Task brief:
Look at each line of the records and count those with "Федерального" in them. Please answer with the count alone.

------ Record excerpts

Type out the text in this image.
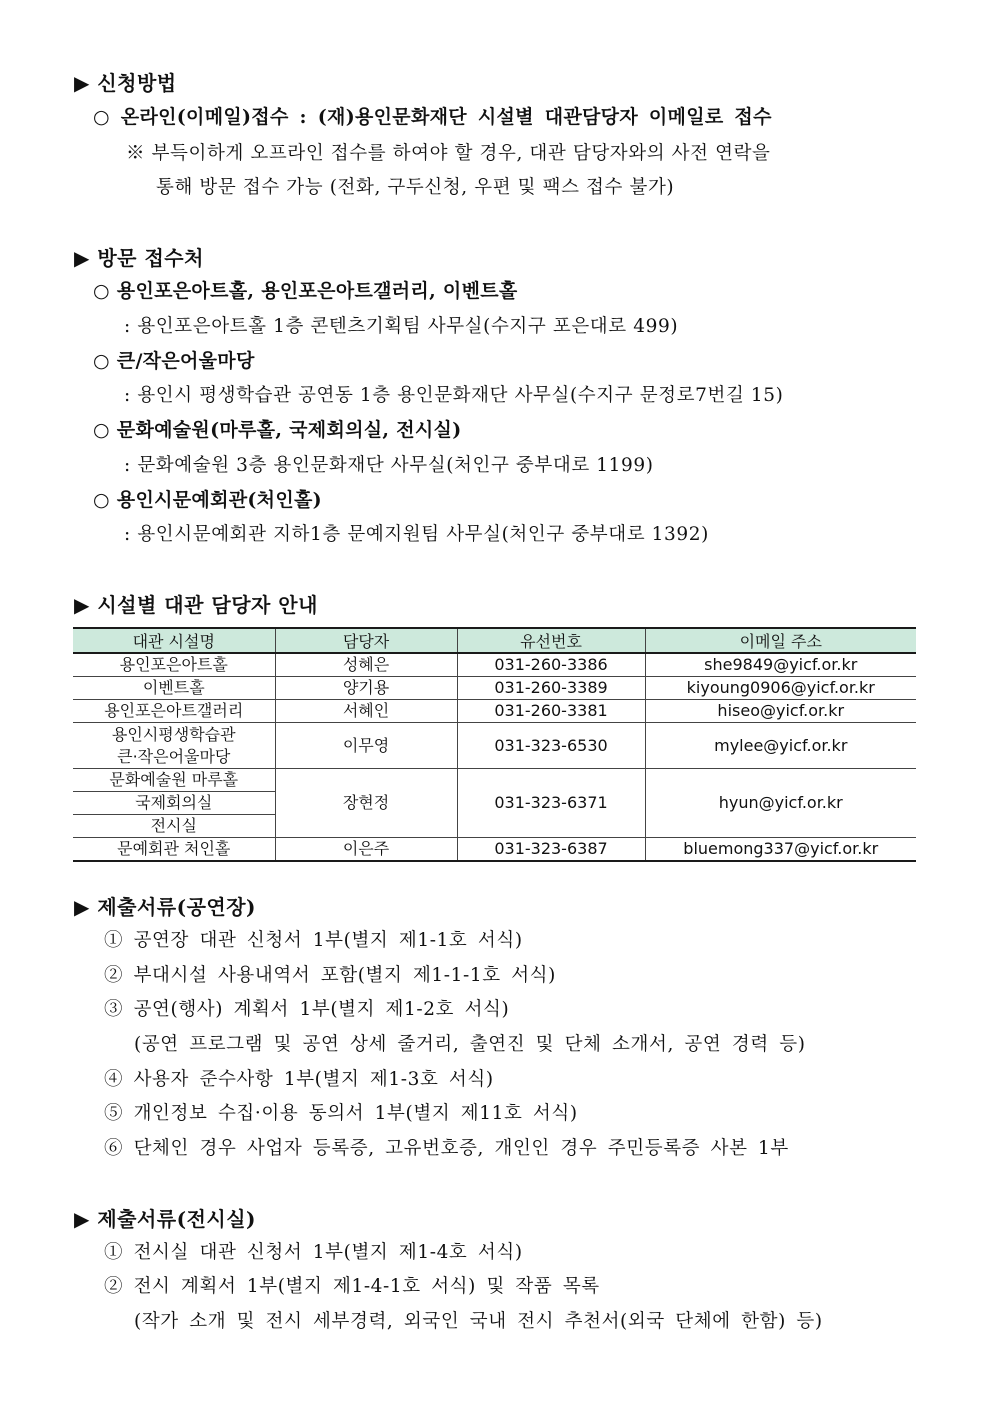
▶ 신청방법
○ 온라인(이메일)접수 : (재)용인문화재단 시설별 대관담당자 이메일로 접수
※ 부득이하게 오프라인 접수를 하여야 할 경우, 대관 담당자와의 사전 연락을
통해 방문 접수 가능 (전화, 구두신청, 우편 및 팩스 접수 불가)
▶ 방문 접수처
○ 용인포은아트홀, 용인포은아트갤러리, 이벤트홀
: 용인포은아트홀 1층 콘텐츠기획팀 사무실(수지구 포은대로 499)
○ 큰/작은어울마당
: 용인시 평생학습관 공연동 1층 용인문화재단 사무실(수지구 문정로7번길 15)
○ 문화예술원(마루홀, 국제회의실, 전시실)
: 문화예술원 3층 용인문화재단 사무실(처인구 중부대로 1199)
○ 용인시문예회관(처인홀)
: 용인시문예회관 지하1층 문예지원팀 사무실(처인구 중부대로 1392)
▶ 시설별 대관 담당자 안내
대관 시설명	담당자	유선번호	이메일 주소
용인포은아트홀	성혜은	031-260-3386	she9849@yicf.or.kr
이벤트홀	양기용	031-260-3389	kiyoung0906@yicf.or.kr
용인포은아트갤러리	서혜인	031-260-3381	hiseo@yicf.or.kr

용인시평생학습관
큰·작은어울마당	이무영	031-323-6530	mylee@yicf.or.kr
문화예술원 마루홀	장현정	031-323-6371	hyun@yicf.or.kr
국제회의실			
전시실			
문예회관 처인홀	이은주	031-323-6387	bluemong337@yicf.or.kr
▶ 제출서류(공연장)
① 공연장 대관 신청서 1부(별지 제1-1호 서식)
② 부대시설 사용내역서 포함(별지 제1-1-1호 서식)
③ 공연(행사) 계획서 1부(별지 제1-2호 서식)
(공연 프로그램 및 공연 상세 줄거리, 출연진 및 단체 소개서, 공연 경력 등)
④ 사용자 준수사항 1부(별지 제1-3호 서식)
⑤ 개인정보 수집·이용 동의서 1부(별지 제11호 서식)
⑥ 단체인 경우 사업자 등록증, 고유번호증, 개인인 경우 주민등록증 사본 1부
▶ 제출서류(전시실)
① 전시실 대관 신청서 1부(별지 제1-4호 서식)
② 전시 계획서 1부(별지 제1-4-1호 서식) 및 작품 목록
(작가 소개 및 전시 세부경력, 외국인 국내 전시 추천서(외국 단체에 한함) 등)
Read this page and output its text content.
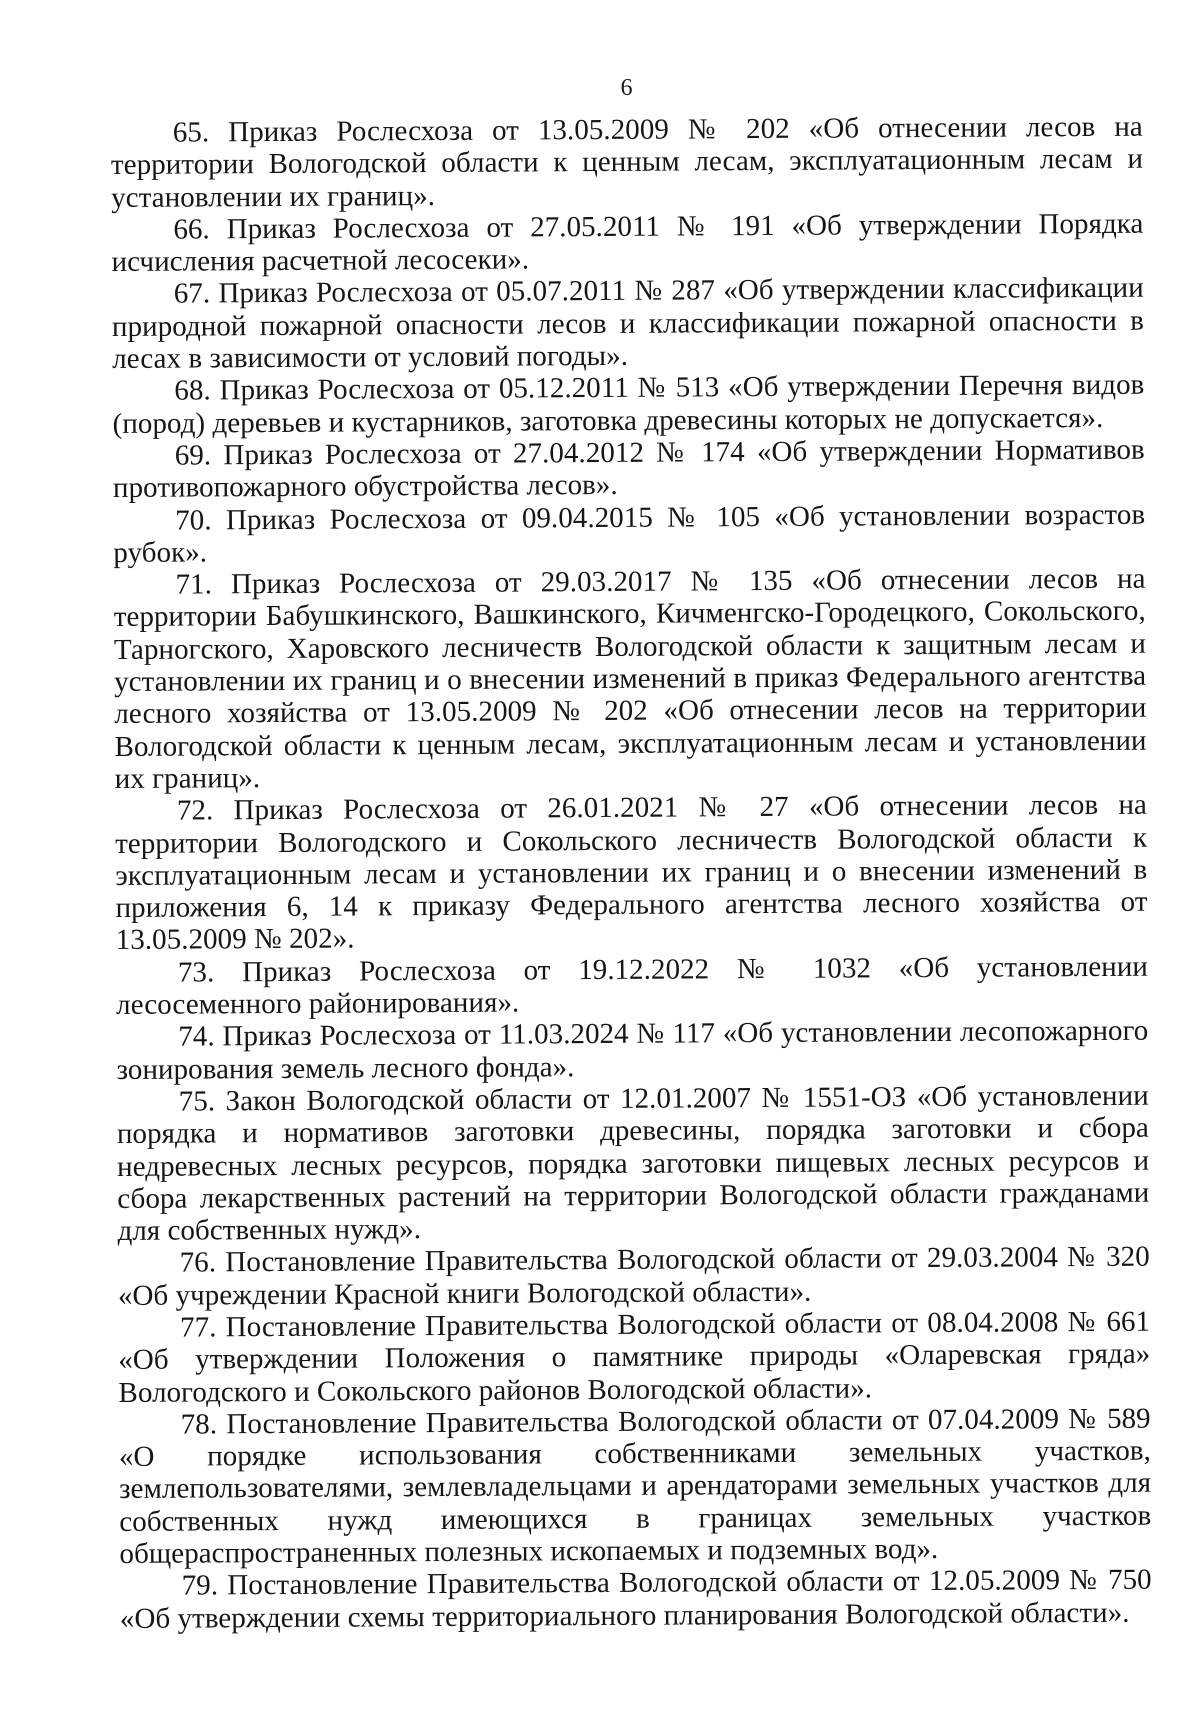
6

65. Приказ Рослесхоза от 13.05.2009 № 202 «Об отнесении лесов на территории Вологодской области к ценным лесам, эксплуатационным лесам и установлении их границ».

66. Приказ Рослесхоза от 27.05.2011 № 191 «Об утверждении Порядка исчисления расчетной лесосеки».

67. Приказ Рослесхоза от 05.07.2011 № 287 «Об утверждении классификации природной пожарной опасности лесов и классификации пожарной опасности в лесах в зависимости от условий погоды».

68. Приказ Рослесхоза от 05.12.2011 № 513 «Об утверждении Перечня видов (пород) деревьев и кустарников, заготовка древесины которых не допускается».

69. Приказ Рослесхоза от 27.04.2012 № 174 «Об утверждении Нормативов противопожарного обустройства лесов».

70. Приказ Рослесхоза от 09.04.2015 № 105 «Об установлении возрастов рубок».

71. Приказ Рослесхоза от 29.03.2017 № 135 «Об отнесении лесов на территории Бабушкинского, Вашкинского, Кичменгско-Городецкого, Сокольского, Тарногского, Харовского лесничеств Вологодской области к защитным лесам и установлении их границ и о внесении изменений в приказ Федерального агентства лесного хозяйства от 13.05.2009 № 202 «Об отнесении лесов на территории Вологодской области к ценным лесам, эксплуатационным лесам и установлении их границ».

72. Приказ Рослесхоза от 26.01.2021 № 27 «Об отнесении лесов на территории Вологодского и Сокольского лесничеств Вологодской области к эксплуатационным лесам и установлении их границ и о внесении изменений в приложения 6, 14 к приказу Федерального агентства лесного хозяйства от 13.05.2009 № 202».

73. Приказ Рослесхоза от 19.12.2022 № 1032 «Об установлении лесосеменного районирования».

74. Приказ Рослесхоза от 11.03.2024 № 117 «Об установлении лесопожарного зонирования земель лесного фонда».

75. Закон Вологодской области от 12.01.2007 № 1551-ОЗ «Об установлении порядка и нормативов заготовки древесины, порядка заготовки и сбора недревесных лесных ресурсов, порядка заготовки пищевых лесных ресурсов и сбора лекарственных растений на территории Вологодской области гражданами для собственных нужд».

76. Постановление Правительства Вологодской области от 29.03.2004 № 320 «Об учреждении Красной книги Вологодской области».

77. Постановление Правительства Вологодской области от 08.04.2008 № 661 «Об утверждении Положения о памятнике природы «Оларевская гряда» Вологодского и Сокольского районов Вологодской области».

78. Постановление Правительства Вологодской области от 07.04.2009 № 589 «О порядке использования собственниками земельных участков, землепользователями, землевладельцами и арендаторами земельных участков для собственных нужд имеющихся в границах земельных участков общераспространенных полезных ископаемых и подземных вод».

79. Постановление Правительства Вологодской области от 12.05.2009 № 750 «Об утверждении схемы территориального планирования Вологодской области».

------------

Result of the task:
2